Figure dataset records:

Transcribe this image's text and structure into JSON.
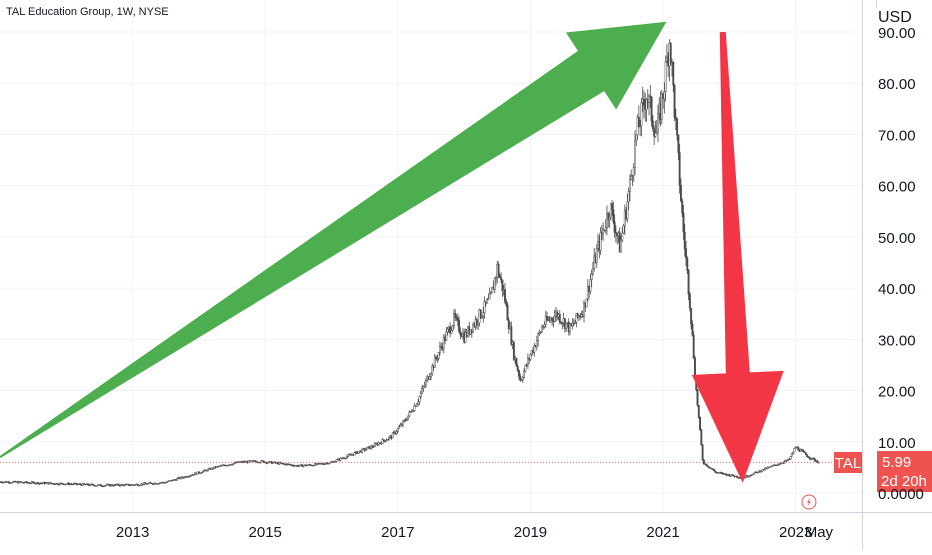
{
  "chart_data": {
    "type": "candlestick",
    "title": "TAL Education Group, 1W, NYSE",
    "currency": "USD",
    "ylim": [
      -2,
      92
    ],
    "yticks": [
      0,
      10,
      20,
      30,
      40,
      50,
      60,
      70,
      80,
      90
    ],
    "ytick_labels": [
      "0.0000",
      "10.00",
      "20.00",
      "30.00",
      "40.00",
      "50.00",
      "60.00",
      "70.00",
      "80.00",
      "90.00"
    ],
    "xlim": [
      2011.0,
      2024.0
    ],
    "xticks": [
      {
        "x": 2013.0,
        "label": "2013"
      },
      {
        "x": 2015.0,
        "label": "2015"
      },
      {
        "x": 2017.0,
        "label": "2017"
      },
      {
        "x": 2019.0,
        "label": "2019"
      },
      {
        "x": 2021.0,
        "label": "2021"
      },
      {
        "x": 2023.0,
        "label": "2023"
      },
      {
        "x": 2023.35,
        "label": "May"
      }
    ],
    "colors": {
      "up": "#26a69a",
      "down": "#ef5350",
      "candle_outline": "#4a4a4a",
      "last_price": "#ef5350",
      "arrow_up": "#4cae4f",
      "arrow_down": "#f23645"
    },
    "price_path": [
      [
        2011.0,
        2.2
      ],
      [
        2011.5,
        2.0
      ],
      [
        2012.0,
        1.8
      ],
      [
        2012.5,
        1.5
      ],
      [
        2013.0,
        1.6
      ],
      [
        2013.5,
        2.1
      ],
      [
        2014.0,
        4.0
      ],
      [
        2014.3,
        5.2
      ],
      [
        2014.6,
        6.0
      ],
      [
        2014.9,
        6.2
      ],
      [
        2015.2,
        5.8
      ],
      [
        2015.5,
        5.3
      ],
      [
        2015.8,
        5.6
      ],
      [
        2016.0,
        6.0
      ],
      [
        2016.3,
        7.5
      ],
      [
        2016.6,
        9.0
      ],
      [
        2016.9,
        11.0
      ],
      [
        2017.1,
        14.0
      ],
      [
        2017.3,
        18.0
      ],
      [
        2017.5,
        24.0
      ],
      [
        2017.7,
        30.0
      ],
      [
        2017.85,
        34.0
      ],
      [
        2018.0,
        30.5
      ],
      [
        2018.2,
        34.0
      ],
      [
        2018.4,
        38.0
      ],
      [
        2018.5,
        44.0
      ],
      [
        2018.6,
        39.0
      ],
      [
        2018.75,
        27.0
      ],
      [
        2018.85,
        22.0
      ],
      [
        2019.0,
        27.0
      ],
      [
        2019.2,
        33.0
      ],
      [
        2019.4,
        35.0
      ],
      [
        2019.6,
        32.0
      ],
      [
        2019.8,
        36.0
      ],
      [
        2020.0,
        47.0
      ],
      [
        2020.2,
        56.0
      ],
      [
        2020.35,
        48.0
      ],
      [
        2020.5,
        60.0
      ],
      [
        2020.6,
        70.0
      ],
      [
        2020.75,
        78.0
      ],
      [
        2020.9,
        70.0
      ],
      [
        2021.0,
        78.0
      ],
      [
        2021.1,
        89.0
      ],
      [
        2021.2,
        70.0
      ],
      [
        2021.3,
        52.0
      ],
      [
        2021.4,
        38.0
      ],
      [
        2021.5,
        20.0
      ],
      [
        2021.6,
        6.0
      ],
      [
        2021.8,
        4.0
      ],
      [
        2022.0,
        3.5
      ],
      [
        2022.2,
        3.0
      ],
      [
        2022.5,
        4.5
      ],
      [
        2022.7,
        5.5
      ],
      [
        2022.9,
        6.5
      ],
      [
        2023.0,
        9.0
      ],
      [
        2023.2,
        7.0
      ],
      [
        2023.35,
        6.0
      ]
    ],
    "last_price": {
      "symbol": "TAL",
      "price": 5.99,
      "price_label": "5.99",
      "countdown": "2d 20h"
    },
    "annotations": [
      {
        "type": "arrow",
        "color": "green",
        "from": [
          2011.0,
          7.0
        ],
        "to": [
          2021.05,
          92.0
        ]
      },
      {
        "type": "arrow",
        "color": "red",
        "from": [
          2021.9,
          90.0
        ],
        "to": [
          2022.2,
          2.0
        ]
      }
    ]
  }
}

Stated problem:
Write out the full listing verbatim, excluding its pictures.

Answer to this exercise:
Transcribe this image's text and structure into JSON.
{
  "chart_data": {
    "type": "candlestick",
    "title": "TAL Education Group, 1W, NYSE",
    "currency": "USD",
    "ylim": [
      -2,
      92
    ],
    "yticks": [
      0,
      10,
      20,
      30,
      40,
      50,
      60,
      70,
      80,
      90
    ],
    "ytick_labels": [
      "0.0000",
      "10.00",
      "20.00",
      "30.00",
      "40.00",
      "50.00",
      "60.00",
      "70.00",
      "80.00",
      "90.00"
    ],
    "xlim": [
      2011.0,
      2024.0
    ],
    "xticks": [
      {
        "x": 2013.0,
        "label": "2013"
      },
      {
        "x": 2015.0,
        "label": "2015"
      },
      {
        "x": 2017.0,
        "label": "2017"
      },
      {
        "x": 2019.0,
        "label": "2019"
      },
      {
        "x": 2021.0,
        "label": "2021"
      },
      {
        "x": 2023.0,
        "label": "2023"
      },
      {
        "x": 2023.35,
        "label": "May"
      }
    ],
    "colors": {
      "up": "#26a69a",
      "down": "#ef5350",
      "candle_outline": "#4a4a4a",
      "last_price": "#ef5350",
      "arrow_up": "#4cae4f",
      "arrow_down": "#f23645"
    },
    "price_path": [
      [
        2011.0,
        2.2
      ],
      [
        2011.5,
        2.0
      ],
      [
        2012.0,
        1.8
      ],
      [
        2012.5,
        1.5
      ],
      [
        2013.0,
        1.6
      ],
      [
        2013.5,
        2.1
      ],
      [
        2014.0,
        4.0
      ],
      [
        2014.3,
        5.2
      ],
      [
        2014.6,
        6.0
      ],
      [
        2014.9,
        6.2
      ],
      [
        2015.2,
        5.8
      ],
      [
        2015.5,
        5.3
      ],
      [
        2015.8,
        5.6
      ],
      [
        2016.0,
        6.0
      ],
      [
        2016.3,
        7.5
      ],
      [
        2016.6,
        9.0
      ],
      [
        2016.9,
        11.0
      ],
      [
        2017.1,
        14.0
      ],
      [
        2017.3,
        18.0
      ],
      [
        2017.5,
        24.0
      ],
      [
        2017.7,
        30.0
      ],
      [
        2017.85,
        34.0
      ],
      [
        2018.0,
        30.5
      ],
      [
        2018.2,
        34.0
      ],
      [
        2018.4,
        38.0
      ],
      [
        2018.5,
        44.0
      ],
      [
        2018.6,
        39.0
      ],
      [
        2018.75,
        27.0
      ],
      [
        2018.85,
        22.0
      ],
      [
        2019.0,
        27.0
      ],
      [
        2019.2,
        33.0
      ],
      [
        2019.4,
        35.0
      ],
      [
        2019.6,
        32.0
      ],
      [
        2019.8,
        36.0
      ],
      [
        2020.0,
        47.0
      ],
      [
        2020.2,
        56.0
      ],
      [
        2020.35,
        48.0
      ],
      [
        2020.5,
        60.0
      ],
      [
        2020.6,
        70.0
      ],
      [
        2020.75,
        78.0
      ],
      [
        2020.9,
        70.0
      ],
      [
        2021.0,
        78.0
      ],
      [
        2021.1,
        89.0
      ],
      [
        2021.2,
        70.0
      ],
      [
        2021.3,
        52.0
      ],
      [
        2021.4,
        38.0
      ],
      [
        2021.5,
        20.0
      ],
      [
        2021.6,
        6.0
      ],
      [
        2021.8,
        4.0
      ],
      [
        2022.0,
        3.5
      ],
      [
        2022.2,
        3.0
      ],
      [
        2022.5,
        4.5
      ],
      [
        2022.7,
        5.5
      ],
      [
        2022.9,
        6.5
      ],
      [
        2023.0,
        9.0
      ],
      [
        2023.2,
        7.0
      ],
      [
        2023.35,
        6.0
      ]
    ],
    "last_price": {
      "symbol": "TAL",
      "price": 5.99,
      "price_label": "5.99",
      "countdown": "2d 20h"
    },
    "annotations": [
      {
        "type": "arrow",
        "color": "green",
        "from": [
          2011.0,
          7.0
        ],
        "to": [
          2021.05,
          92.0
        ]
      },
      {
        "type": "arrow",
        "color": "red",
        "from": [
          2021.9,
          90.0
        ],
        "to": [
          2022.2,
          2.0
        ]
      }
    ]
  }
}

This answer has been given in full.